**Short task**
Would you restate all the data that follows, word for word?

── Given entries

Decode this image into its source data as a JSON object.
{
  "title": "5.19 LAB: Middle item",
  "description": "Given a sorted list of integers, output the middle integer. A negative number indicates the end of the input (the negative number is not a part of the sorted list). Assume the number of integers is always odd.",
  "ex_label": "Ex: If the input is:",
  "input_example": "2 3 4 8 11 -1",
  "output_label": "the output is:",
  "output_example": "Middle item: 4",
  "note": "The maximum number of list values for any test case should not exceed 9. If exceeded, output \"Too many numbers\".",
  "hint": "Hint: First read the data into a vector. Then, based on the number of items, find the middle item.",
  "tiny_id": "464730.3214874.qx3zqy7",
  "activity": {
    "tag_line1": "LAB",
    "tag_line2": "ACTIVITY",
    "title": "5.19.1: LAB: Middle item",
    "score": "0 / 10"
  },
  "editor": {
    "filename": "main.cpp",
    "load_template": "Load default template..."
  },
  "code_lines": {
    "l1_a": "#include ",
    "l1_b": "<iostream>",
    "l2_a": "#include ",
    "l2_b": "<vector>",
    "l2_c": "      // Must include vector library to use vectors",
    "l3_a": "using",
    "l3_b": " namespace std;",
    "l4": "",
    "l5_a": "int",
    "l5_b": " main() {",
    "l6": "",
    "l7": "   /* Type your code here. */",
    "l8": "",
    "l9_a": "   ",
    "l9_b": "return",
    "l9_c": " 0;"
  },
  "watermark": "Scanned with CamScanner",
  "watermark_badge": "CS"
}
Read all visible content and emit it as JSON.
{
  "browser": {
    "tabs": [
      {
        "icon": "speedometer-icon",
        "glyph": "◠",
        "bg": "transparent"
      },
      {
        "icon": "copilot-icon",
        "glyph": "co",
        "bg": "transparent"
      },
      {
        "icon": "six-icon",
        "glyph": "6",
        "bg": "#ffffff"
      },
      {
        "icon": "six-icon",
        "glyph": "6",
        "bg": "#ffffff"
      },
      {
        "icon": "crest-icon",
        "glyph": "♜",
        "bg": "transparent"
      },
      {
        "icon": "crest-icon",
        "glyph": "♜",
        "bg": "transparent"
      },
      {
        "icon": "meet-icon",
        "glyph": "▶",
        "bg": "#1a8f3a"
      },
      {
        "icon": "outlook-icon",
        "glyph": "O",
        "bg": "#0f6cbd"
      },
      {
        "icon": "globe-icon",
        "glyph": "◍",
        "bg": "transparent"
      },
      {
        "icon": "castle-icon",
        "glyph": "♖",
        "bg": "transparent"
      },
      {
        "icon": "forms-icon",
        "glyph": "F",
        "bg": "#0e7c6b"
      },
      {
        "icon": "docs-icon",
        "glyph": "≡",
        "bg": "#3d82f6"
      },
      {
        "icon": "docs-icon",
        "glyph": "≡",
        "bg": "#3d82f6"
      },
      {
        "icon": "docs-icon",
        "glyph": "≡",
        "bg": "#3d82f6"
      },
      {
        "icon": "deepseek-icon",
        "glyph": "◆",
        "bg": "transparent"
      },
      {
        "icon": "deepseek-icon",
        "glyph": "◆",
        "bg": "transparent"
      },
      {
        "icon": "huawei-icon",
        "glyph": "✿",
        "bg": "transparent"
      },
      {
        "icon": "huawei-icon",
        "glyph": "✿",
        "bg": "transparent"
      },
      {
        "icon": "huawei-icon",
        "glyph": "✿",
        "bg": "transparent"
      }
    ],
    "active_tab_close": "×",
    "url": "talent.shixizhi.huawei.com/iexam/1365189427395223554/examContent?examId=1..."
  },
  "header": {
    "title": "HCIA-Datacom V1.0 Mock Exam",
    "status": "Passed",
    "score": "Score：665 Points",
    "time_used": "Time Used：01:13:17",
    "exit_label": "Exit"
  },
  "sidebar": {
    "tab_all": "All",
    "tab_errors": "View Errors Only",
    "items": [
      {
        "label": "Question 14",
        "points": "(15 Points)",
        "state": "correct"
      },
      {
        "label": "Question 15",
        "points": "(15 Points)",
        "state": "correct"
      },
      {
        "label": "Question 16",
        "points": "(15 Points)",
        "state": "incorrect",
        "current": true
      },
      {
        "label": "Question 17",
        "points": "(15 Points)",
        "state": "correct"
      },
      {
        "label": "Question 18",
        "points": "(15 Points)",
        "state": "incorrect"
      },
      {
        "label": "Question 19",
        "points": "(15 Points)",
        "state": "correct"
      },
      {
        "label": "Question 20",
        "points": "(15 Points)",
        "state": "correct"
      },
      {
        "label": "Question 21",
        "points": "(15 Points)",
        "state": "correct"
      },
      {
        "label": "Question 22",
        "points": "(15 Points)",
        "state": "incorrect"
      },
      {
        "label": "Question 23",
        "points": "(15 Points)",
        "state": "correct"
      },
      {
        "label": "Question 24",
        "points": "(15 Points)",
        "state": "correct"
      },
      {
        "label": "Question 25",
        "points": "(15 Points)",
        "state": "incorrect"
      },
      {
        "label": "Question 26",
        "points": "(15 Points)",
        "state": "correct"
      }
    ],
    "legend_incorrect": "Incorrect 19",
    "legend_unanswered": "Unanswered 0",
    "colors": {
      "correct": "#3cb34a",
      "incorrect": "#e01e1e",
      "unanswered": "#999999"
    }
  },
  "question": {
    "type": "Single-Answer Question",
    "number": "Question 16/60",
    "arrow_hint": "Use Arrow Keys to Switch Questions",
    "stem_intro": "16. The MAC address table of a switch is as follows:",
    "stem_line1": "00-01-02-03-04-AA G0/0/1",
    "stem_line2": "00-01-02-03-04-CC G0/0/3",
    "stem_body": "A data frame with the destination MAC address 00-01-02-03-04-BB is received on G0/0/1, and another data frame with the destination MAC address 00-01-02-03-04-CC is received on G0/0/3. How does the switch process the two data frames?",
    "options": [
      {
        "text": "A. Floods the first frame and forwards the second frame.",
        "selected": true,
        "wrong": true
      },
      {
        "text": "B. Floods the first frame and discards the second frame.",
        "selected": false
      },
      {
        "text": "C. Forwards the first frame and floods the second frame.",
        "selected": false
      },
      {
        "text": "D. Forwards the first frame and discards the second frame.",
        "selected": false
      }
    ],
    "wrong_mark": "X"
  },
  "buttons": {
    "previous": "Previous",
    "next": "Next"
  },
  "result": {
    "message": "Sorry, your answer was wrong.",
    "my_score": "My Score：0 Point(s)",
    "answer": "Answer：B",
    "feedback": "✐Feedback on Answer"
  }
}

────

**The reply**
Decode this image into its source data as a JSON object.
{
  "title": "5.19 LAB: Middle item",
  "description": "Given a sorted list of integers, output the middle integer. A negative number indicates the end of the input (the negative number is not a part of the sorted list). Assume the number of integers is always odd.",
  "ex_label": "Ex: If the input is:",
  "input_example": "2 3 4 8 11 -1",
  "output_label": "the output is:",
  "output_example": "Middle item: 4",
  "note": "The maximum number of list values for any test case should not exceed 9. If exceeded, output \"Too many numbers\".",
  "hint": "Hint: First read the data into a vector. Then, based on the number of items, find the middle item.",
  "tiny_id": "464730.3214874.qx3zqy7",
  "activity": {
    "tag_line1": "LAB",
    "tag_line2": "ACTIVITY",
    "title": "5.19.1: LAB: Middle item",
    "score": "0 / 10"
  },
  "editor": {
    "filename": "main.cpp",
    "load_template": "Load default template..."
  },
  "code_lines": {
    "l1_a": "#include ",
    "l1_b": "<iostream>",
    "l2_a": "#include ",
    "l2_b": "<vector>",
    "l2_c": "      // Must include vector library to use vectors",
    "l3_a": "using",
    "l3_b": " namespace std;",
    "l4": "",
    "l5_a": "int",
    "l5_b": " main() {",
    "l6": "",
    "l7": "   /* Type your code here. */",
    "l8": "",
    "l9_a": "   ",
    "l9_b": "return",
    "l9_c": " 0;"
  },
  "watermark": "Scanned with CamScanner",
  "watermark_badge": "CS"
}
Read all visible content and emit it as JSON.
{
  "browser": {
    "tabs": [
      {
        "icon": "speedometer-icon",
        "glyph": "◠",
        "bg": "transparent"
      },
      {
        "icon": "copilot-icon",
        "glyph": "co",
        "bg": "transparent"
      },
      {
        "icon": "six-icon",
        "glyph": "6",
        "bg": "#ffffff"
      },
      {
        "icon": "six-icon",
        "glyph": "6",
        "bg": "#ffffff"
      },
      {
        "icon": "crest-icon",
        "glyph": "♜",
        "bg": "transparent"
      },
      {
        "icon": "crest-icon",
        "glyph": "♜",
        "bg": "transparent"
      },
      {
        "icon": "meet-icon",
        "glyph": "▶",
        "bg": "#1a8f3a"
      },
      {
        "icon": "outlook-icon",
        "glyph": "O",
        "bg": "#0f6cbd"
      },
      {
        "icon": "globe-icon",
        "glyph": "◍",
        "bg": "transparent"
      },
      {
        "icon": "castle-icon",
        "glyph": "♖",
        "bg": "transparent"
      },
      {
        "icon": "forms-icon",
        "glyph": "F",
        "bg": "#0e7c6b"
      },
      {
        "icon": "docs-icon",
        "glyph": "≡",
        "bg": "#3d82f6"
      },
      {
        "icon": "docs-icon",
        "glyph": "≡",
        "bg": "#3d82f6"
      },
      {
        "icon": "docs-icon",
        "glyph": "≡",
        "bg": "#3d82f6"
      },
      {
        "icon": "deepseek-icon",
        "glyph": "◆",
        "bg": "transparent"
      },
      {
        "icon": "deepseek-icon",
        "glyph": "◆",
        "bg": "transparent"
      },
      {
        "icon": "huawei-icon",
        "glyph": "✿",
        "bg": "transparent"
      },
      {
        "icon": "huawei-icon",
        "glyph": "✿",
        "bg": "transparent"
      },
      {
        "icon": "huawei-icon",
        "glyph": "✿",
        "bg": "transparent"
      }
    ],
    "active_tab_close": "×",
    "url": "talent.shixizhi.huawei.com/iexam/1365189427395223554/examContent?examId=1..."
  },
  "header": {
    "title": "HCIA-Datacom V1.0 Mock Exam",
    "status": "Passed",
    "score": "Score：665 Points",
    "time_used": "Time Used：01:13:17",
    "exit_label": "Exit"
  },
  "sidebar": {
    "tab_all": "All",
    "tab_errors": "View Errors Only",
    "items": [
      {
        "label": "Question 14",
        "points": "(15 Points)",
        "state": "correct"
      },
      {
        "label": "Question 15",
        "points": "(15 Points)",
        "state": "correct"
      },
      {
        "label": "Question 16",
        "points": "(15 Points)",
        "state": "incorrect",
        "current": true
      },
      {
        "label": "Question 17",
        "points": "(15 Points)",
        "state": "correct"
      },
      {
        "label": "Question 18",
        "points": "(15 Points)",
        "state": "incorrect"
      },
      {
        "label": "Question 19",
        "points": "(15 Points)",
        "state": "correct"
      },
      {
        "label": "Question 20",
        "points": "(15 Points)",
        "state": "correct"
      },
      {
        "label": "Question 21",
        "points": "(15 Points)",
        "state": "correct"
      },
      {
        "label": "Question 22",
        "points": "(15 Points)",
        "state": "incorrect"
      },
      {
        "label": "Question 23",
        "points": "(15 Points)",
        "state": "correct"
      },
      {
        "label": "Question 24",
        "points": "(15 Points)",
        "state": "correct"
      },
      {
        "label": "Question 25",
        "points": "(15 Points)",
        "state": "incorrect"
      },
      {
        "label": "Question 26",
        "points": "(15 Points)",
        "state": "correct"
      }
    ],
    "legend_incorrect": "Incorrect 19",
    "legend_unanswered": "Unanswered 0",
    "colors": {
      "correct": "#3cb34a",
      "incorrect": "#e01e1e",
      "unanswered": "#999999"
    }
  },
  "question": {
    "type": "Single-Answer Question",
    "number": "Question 16/60",
    "arrow_hint": "Use Arrow Keys to Switch Questions",
    "stem_intro": "16. The MAC address table of a switch is as follows:",
    "stem_line1": "00-01-02-03-04-AA G0/0/1",
    "stem_line2": "00-01-02-03-04-CC G0/0/3",
    "stem_body": "A data frame with the destination MAC address 00-01-02-03-04-BB is received on G0/0/1, and another data frame with the destination MAC address 00-01-02-03-04-CC is received on G0/0/3. How does the switch process the two data frames?",
    "options": [
      {
        "text": "A. Floods the first frame and forwards the second frame.",
        "selected": true,
        "wrong": true
      },
      {
        "text": "B. Floods the first frame and discards the second frame.",
        "selected": false
      },
      {
        "text": "C. Forwards the first frame and floods the second frame.",
        "selected": false
      },
      {
        "text": "D. Forwards the first frame and discards the second frame.",
        "selected": false
      }
    ],
    "wrong_mark": "X"
  },
  "buttons": {
    "previous": "Previous",
    "next": "Next"
  },
  "result": {
    "message": "Sorry, your answer was wrong.",
    "my_score": "My Score：0 Point(s)",
    "answer": "Answer：B",
    "feedback": "✐Feedback on Answer"
  }
}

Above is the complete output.